#### Stored dataset items
----------------------------------------
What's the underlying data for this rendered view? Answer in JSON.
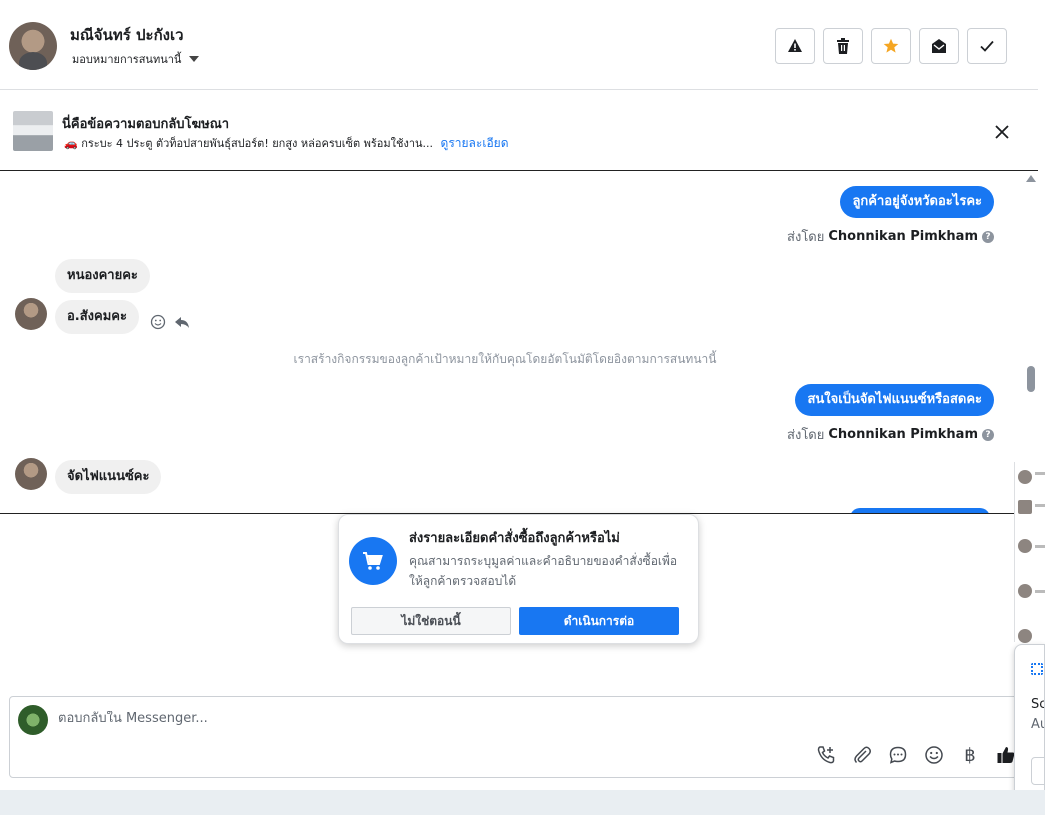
{
  "header": {
    "contact_name": "มณีจันทร์ ปะกังเว",
    "assign_label": "มอบหมายการสนทนานี้",
    "actions": [
      {
        "name": "report-button",
        "icon": "warning-icon"
      },
      {
        "name": "delete-button",
        "icon": "trash-icon"
      },
      {
        "name": "star-button",
        "icon": "star-icon"
      },
      {
        "name": "mark-unread-button",
        "icon": "envelope-open-icon"
      },
      {
        "name": "mark-done-button",
        "icon": "check-icon"
      }
    ]
  },
  "ad": {
    "title": "นี่คือข้อความตอบกลับโฆษณา",
    "description": "🚗 กระบะ 4 ประตู ตัวท็อปสายพันธุ์สปอร์ต! ยกสูง หล่อครบเซ็ต พร้อมใช้งาน...",
    "link": "ดูรายละเอียด"
  },
  "chat": {
    "messages": [
      {
        "dir": "out",
        "text": "ลูกค้าอยู่จังหวัดอะไรคะ"
      },
      {
        "dir": "in",
        "text": "หนองคายคะ"
      },
      {
        "dir": "in",
        "text": "อ.สังคมคะ"
      },
      {
        "dir": "out",
        "text": "สนใจเป็นจัดไฟแนนซ์หรือสดคะ"
      },
      {
        "dir": "in",
        "text": "จัดไฟแนนซ์คะ"
      }
    ],
    "sent_by_prefix": "ส่งโดย",
    "sender_name": "Chonnikan Pimkham",
    "system_note": "เราสร้างกิจกรรมของลูกค้าเป้าหมายให้กับคุณโดยอัตโนมัติโดยอิงตามการสนทนานี้"
  },
  "order_prompt": {
    "title": "ส่งรายละเอียดคำสั่งซื้อถึงลูกค้าหรือไม่",
    "body": "คุณสามารถระบุมูลค่าและคำอธิบายของคำสั่งซื้อเพื่อให้ลูกค้าตรวจสอบได้",
    "not_now": "ไม่ใช่ตอนนี้",
    "continue": "ดำเนินการต่อ"
  },
  "composer": {
    "placeholder": "ตอบกลับใน Messenger...",
    "baht_symbol": "฿",
    "tools": [
      "phone-add-icon",
      "attachment-icon",
      "quick-reply-icon",
      "emoji-icon",
      "baht-icon",
      "thumbs-up-icon"
    ]
  },
  "side_popup": {
    "line1": "Sc",
    "line2": "Au"
  },
  "colors": {
    "accent": "#1877f2",
    "star": "#f5a623"
  }
}
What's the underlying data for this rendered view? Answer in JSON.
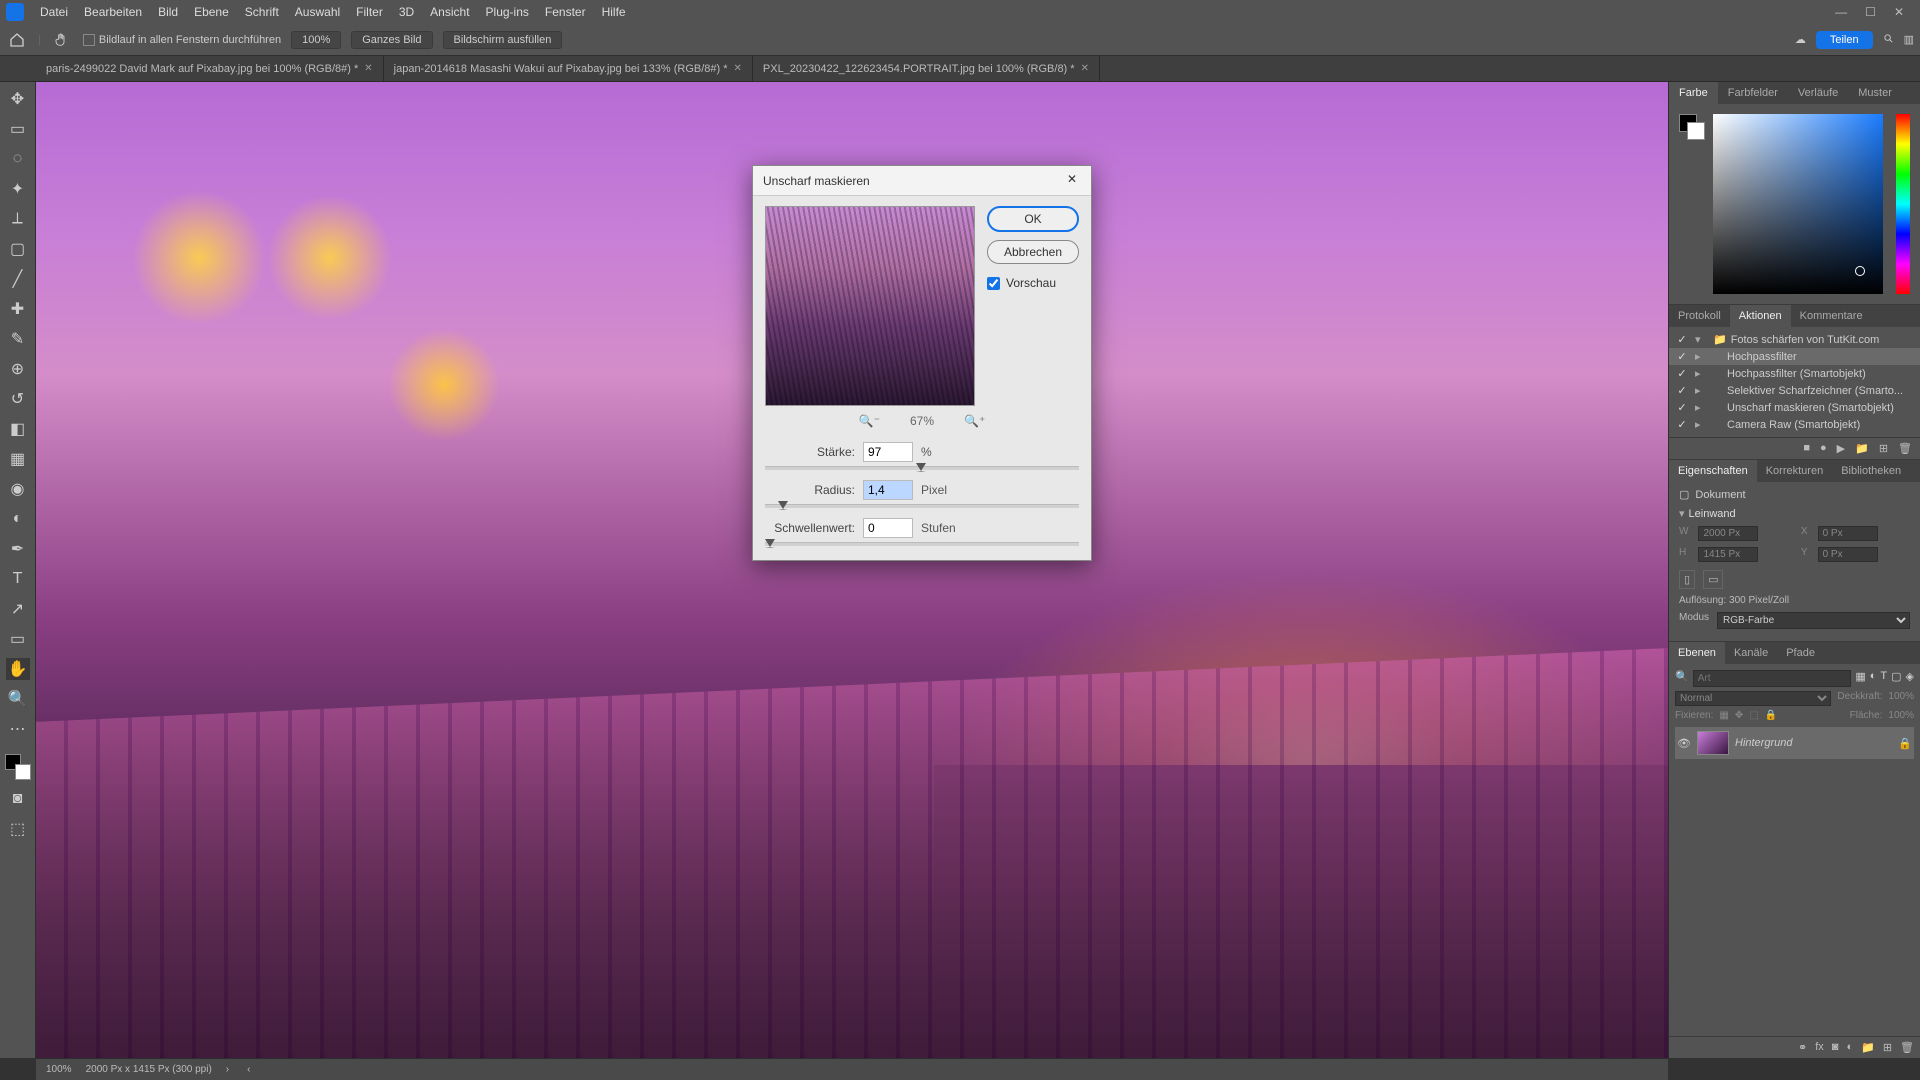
{
  "menu": {
    "items": [
      "Datei",
      "Bearbeiten",
      "Bild",
      "Ebene",
      "Schrift",
      "Auswahl",
      "Filter",
      "3D",
      "Ansicht",
      "Plug-ins",
      "Fenster",
      "Hilfe"
    ]
  },
  "optbar": {
    "scroll_all": "Bildlauf in allen Fenstern durchführen",
    "zoom": "100%",
    "fit": "Ganzes Bild",
    "fill": "Bildschirm ausfüllen",
    "share": "Teilen"
  },
  "tabs": [
    "paris-2499022  David Mark auf Pixabay.jpg bei 100% (RGB/8#) *",
    "japan-2014618 Masashi Wakui auf Pixabay.jpg bei 133% (RGB/8#) *",
    "PXL_20230422_122623454.PORTRAIT.jpg bei 100% (RGB/8) *"
  ],
  "status": {
    "zoom": "100%",
    "doc": "2000 Px x 1415 Px (300 ppi)"
  },
  "panels": {
    "color_tabs": [
      "Farbe",
      "Farbfelder",
      "Verläufe",
      "Muster"
    ],
    "actions": {
      "tabs": [
        "Protokoll",
        "Aktionen",
        "Kommentare"
      ],
      "set": "Fotos schärfen von TutKit.com",
      "items": [
        "Hochpassfilter",
        "Hochpassfilter (Smartobjekt)",
        "Selektiver Scharfzeichner (Smarto...",
        "Unscharf maskieren (Smartobjekt)",
        "Camera Raw (Smartobjekt)"
      ]
    },
    "properties": {
      "tabs": [
        "Eigenschaften",
        "Korrekturen",
        "Bibliotheken"
      ],
      "doc_label": "Dokument",
      "canvas_label": "Leinwand",
      "w": "2000 Px",
      "h": "1415 Px",
      "x": "0 Px",
      "y": "0 Px",
      "res": "Auflösung: 300 Pixel/Zoll",
      "mode_label": "Modus",
      "mode": "RGB-Farbe"
    },
    "layers": {
      "tabs": [
        "Ebenen",
        "Kanäle",
        "Pfade"
      ],
      "search_ph": "Art",
      "blend": "Normal",
      "opacity_label": "Deckkraft:",
      "opacity": "100%",
      "lock_label": "Fixieren:",
      "fill_label": "Fläche:",
      "fill": "100%",
      "bg": "Hintergrund"
    }
  },
  "dialog": {
    "title": "Unscharf maskieren",
    "ok": "OK",
    "cancel": "Abbrechen",
    "preview": "Vorschau",
    "zoom": "67%",
    "amount_label": "Stärke:",
    "amount": "97",
    "amount_unit": "%",
    "radius_label": "Radius:",
    "radius": "1,4",
    "radius_unit": "Pixel",
    "thresh_label": "Schwellenwert:",
    "thresh": "0",
    "thresh_unit": "Stufen"
  }
}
----------------------------------------
In this exercise, set down all of the data exactly, without the pictures.

What's the underlying data for this rendered view? Answer in JSON.
{
  "header": {
    "contact_name": "มณีจันทร์ ปะกังเว",
    "assign_label": "มอบหมายการสนทนานี้",
    "actions": [
      {
        "name": "report-button",
        "icon": "warning-icon"
      },
      {
        "name": "delete-button",
        "icon": "trash-icon"
      },
      {
        "name": "star-button",
        "icon": "star-icon"
      },
      {
        "name": "mark-unread-button",
        "icon": "envelope-open-icon"
      },
      {
        "name": "mark-done-button",
        "icon": "check-icon"
      }
    ]
  },
  "ad": {
    "title": "นี่คือข้อความตอบกลับโฆษณา",
    "description": "🚗 กระบะ 4 ประตู ตัวท็อปสายพันธุ์สปอร์ต! ยกสูง หล่อครบเซ็ต พร้อมใช้งาน...",
    "link": "ดูรายละเอียด"
  },
  "chat": {
    "messages": [
      {
        "dir": "out",
        "text": "ลูกค้าอยู่จังหวัดอะไรคะ"
      },
      {
        "dir": "in",
        "text": "หนองคายคะ"
      },
      {
        "dir": "in",
        "text": "อ.สังคมคะ"
      },
      {
        "dir": "out",
        "text": "สนใจเป็นจัดไฟแนนซ์หรือสดคะ"
      },
      {
        "dir": "in",
        "text": "จัดไฟแนนซ์คะ"
      }
    ],
    "sent_by_prefix": "ส่งโดย",
    "sender_name": "Chonnikan Pimkham",
    "system_note": "เราสร้างกิจกรรมของลูกค้าเป้าหมายให้กับคุณโดยอัตโนมัติโดยอิงตามการสนทนานี้"
  },
  "order_prompt": {
    "title": "ส่งรายละเอียดคำสั่งซื้อถึงลูกค้าหรือไม่",
    "body": "คุณสามารถระบุมูลค่าและคำอธิบายของคำสั่งซื้อเพื่อให้ลูกค้าตรวจสอบได้",
    "not_now": "ไม่ใช่ตอนนี้",
    "continue": "ดำเนินการต่อ"
  },
  "composer": {
    "placeholder": "ตอบกลับใน Messenger...",
    "baht_symbol": "฿",
    "tools": [
      "phone-add-icon",
      "attachment-icon",
      "quick-reply-icon",
      "emoji-icon",
      "baht-icon",
      "thumbs-up-icon"
    ]
  },
  "side_popup": {
    "line1": "Sc",
    "line2": "Au"
  },
  "colors": {
    "accent": "#1877f2",
    "star": "#f5a623"
  }
}
What's the underlying data for this rendered view? Answer in JSON.
{
  "menu": {
    "items": [
      "Datei",
      "Bearbeiten",
      "Bild",
      "Ebene",
      "Schrift",
      "Auswahl",
      "Filter",
      "3D",
      "Ansicht",
      "Plug-ins",
      "Fenster",
      "Hilfe"
    ]
  },
  "optbar": {
    "scroll_all": "Bildlauf in allen Fenstern durchführen",
    "zoom": "100%",
    "fit": "Ganzes Bild",
    "fill": "Bildschirm ausfüllen",
    "share": "Teilen"
  },
  "tabs": [
    "paris-2499022  David Mark auf Pixabay.jpg bei 100% (RGB/8#) *",
    "japan-2014618 Masashi Wakui auf Pixabay.jpg bei 133% (RGB/8#) *",
    "PXL_20230422_122623454.PORTRAIT.jpg bei 100% (RGB/8) *"
  ],
  "status": {
    "zoom": "100%",
    "doc": "2000 Px x 1415 Px (300 ppi)"
  },
  "panels": {
    "color_tabs": [
      "Farbe",
      "Farbfelder",
      "Verläufe",
      "Muster"
    ],
    "actions": {
      "tabs": [
        "Protokoll",
        "Aktionen",
        "Kommentare"
      ],
      "set": "Fotos schärfen von TutKit.com",
      "items": [
        "Hochpassfilter",
        "Hochpassfilter (Smartobjekt)",
        "Selektiver Scharfzeichner (Smarto...",
        "Unscharf maskieren (Smartobjekt)",
        "Camera Raw (Smartobjekt)"
      ]
    },
    "properties": {
      "tabs": [
        "Eigenschaften",
        "Korrekturen",
        "Bibliotheken"
      ],
      "doc_label": "Dokument",
      "canvas_label": "Leinwand",
      "w": "2000 Px",
      "h": "1415 Px",
      "x": "0 Px",
      "y": "0 Px",
      "res": "Auflösung: 300 Pixel/Zoll",
      "mode_label": "Modus",
      "mode": "RGB-Farbe"
    },
    "layers": {
      "tabs": [
        "Ebenen",
        "Kanäle",
        "Pfade"
      ],
      "search_ph": "Art",
      "blend": "Normal",
      "opacity_label": "Deckkraft:",
      "opacity": "100%",
      "lock_label": "Fixieren:",
      "fill_label": "Fläche:",
      "fill": "100%",
      "bg": "Hintergrund"
    }
  },
  "dialog": {
    "title": "Unscharf maskieren",
    "ok": "OK",
    "cancel": "Abbrechen",
    "preview": "Vorschau",
    "zoom": "67%",
    "amount_label": "Stärke:",
    "amount": "97",
    "amount_unit": "%",
    "radius_label": "Radius:",
    "radius": "1,4",
    "radius_unit": "Pixel",
    "thresh_label": "Schwellenwert:",
    "thresh": "0",
    "thresh_unit": "Stufen"
  }
}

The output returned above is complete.